Records from a data collection
____

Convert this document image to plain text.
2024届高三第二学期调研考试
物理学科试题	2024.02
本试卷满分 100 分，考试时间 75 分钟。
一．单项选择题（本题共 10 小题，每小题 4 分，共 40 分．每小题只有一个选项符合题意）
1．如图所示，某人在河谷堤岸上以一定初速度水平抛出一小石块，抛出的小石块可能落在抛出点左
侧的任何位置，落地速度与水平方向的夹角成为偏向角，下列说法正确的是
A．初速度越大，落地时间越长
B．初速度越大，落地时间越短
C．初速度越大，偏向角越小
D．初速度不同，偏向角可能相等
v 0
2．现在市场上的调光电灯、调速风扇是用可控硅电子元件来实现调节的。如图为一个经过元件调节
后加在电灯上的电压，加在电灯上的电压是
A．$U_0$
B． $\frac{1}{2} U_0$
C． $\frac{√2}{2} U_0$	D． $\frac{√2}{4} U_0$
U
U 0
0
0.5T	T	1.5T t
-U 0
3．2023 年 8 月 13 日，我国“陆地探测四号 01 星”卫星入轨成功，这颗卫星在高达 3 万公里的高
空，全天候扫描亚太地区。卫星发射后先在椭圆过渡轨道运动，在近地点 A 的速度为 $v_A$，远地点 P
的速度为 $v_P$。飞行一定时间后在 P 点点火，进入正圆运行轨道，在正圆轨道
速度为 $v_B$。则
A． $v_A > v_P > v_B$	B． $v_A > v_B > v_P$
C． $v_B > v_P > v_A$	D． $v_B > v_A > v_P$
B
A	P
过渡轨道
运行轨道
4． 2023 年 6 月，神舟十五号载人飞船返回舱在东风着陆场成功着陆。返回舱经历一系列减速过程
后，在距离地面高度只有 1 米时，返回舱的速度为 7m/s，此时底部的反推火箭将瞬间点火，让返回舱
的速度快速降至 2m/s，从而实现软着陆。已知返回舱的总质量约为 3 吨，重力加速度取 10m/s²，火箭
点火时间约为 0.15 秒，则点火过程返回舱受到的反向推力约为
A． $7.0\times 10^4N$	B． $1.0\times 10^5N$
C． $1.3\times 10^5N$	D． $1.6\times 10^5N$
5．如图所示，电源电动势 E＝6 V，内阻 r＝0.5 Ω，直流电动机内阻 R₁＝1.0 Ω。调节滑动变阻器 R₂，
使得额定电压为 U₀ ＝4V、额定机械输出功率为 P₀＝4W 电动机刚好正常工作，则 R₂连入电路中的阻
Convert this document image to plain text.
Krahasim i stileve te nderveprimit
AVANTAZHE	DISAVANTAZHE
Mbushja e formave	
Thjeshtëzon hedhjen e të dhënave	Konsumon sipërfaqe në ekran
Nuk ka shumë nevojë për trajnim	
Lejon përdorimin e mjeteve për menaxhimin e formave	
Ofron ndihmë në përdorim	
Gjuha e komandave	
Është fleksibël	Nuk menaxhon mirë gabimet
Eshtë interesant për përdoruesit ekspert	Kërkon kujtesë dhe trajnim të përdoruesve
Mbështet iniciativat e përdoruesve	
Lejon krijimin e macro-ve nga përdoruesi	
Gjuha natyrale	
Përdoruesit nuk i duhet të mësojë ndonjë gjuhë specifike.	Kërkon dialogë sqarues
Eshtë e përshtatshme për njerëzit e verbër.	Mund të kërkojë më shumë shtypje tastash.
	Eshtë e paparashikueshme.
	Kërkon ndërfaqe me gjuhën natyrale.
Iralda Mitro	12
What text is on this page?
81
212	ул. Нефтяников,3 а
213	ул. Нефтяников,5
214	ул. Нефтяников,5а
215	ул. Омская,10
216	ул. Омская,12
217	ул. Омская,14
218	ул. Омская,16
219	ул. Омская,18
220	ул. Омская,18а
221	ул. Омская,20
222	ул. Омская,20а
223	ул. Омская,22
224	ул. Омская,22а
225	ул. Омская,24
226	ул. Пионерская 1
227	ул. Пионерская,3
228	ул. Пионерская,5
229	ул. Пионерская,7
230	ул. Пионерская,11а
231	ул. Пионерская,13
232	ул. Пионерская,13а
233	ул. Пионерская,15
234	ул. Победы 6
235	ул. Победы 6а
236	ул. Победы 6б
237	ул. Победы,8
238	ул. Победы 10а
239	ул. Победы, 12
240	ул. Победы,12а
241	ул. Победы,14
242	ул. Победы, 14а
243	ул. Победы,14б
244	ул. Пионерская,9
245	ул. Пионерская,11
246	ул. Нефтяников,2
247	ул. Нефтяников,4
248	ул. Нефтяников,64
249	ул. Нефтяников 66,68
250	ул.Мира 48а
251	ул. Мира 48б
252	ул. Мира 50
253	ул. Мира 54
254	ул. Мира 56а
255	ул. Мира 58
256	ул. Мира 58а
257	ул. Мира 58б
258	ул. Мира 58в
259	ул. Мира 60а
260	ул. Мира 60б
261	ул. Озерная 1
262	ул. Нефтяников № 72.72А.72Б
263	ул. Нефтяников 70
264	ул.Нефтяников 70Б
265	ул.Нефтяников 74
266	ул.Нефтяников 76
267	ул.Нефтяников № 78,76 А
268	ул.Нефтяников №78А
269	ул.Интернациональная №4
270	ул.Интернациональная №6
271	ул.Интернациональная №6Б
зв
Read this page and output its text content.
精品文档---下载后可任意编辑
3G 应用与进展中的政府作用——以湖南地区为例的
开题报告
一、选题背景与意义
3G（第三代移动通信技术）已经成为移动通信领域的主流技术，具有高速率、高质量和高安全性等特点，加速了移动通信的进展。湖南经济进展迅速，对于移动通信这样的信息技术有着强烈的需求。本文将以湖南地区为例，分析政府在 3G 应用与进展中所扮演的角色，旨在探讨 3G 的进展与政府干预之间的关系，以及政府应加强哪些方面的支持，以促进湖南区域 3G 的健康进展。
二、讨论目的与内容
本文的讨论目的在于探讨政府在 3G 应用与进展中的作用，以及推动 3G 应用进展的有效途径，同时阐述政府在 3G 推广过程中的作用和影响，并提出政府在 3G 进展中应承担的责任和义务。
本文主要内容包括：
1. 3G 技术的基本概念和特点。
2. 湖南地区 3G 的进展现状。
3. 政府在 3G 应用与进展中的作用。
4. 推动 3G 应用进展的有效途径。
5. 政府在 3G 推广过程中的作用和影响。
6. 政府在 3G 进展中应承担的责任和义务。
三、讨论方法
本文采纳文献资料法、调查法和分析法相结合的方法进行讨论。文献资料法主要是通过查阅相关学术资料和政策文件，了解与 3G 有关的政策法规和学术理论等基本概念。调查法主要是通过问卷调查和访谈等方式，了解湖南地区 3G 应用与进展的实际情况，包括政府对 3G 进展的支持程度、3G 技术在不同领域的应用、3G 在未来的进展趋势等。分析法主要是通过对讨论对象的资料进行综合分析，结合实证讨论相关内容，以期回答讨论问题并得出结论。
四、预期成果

____

**STATED PROBLEM:**
Pull out each line containing the word "Победы" and copy it.

**TASK SOLUTION:**
234	ул. Победы 6
235	ул. Победы 6а
236	ул. Победы 6б
237	ул. Победы,8
238	ул. Победы 10а
239	ул. Победы, 12
240	ул. Победы,12а
241	ул. Победы,14
242	ул. Победы, 14а
243	ул. Победы,14б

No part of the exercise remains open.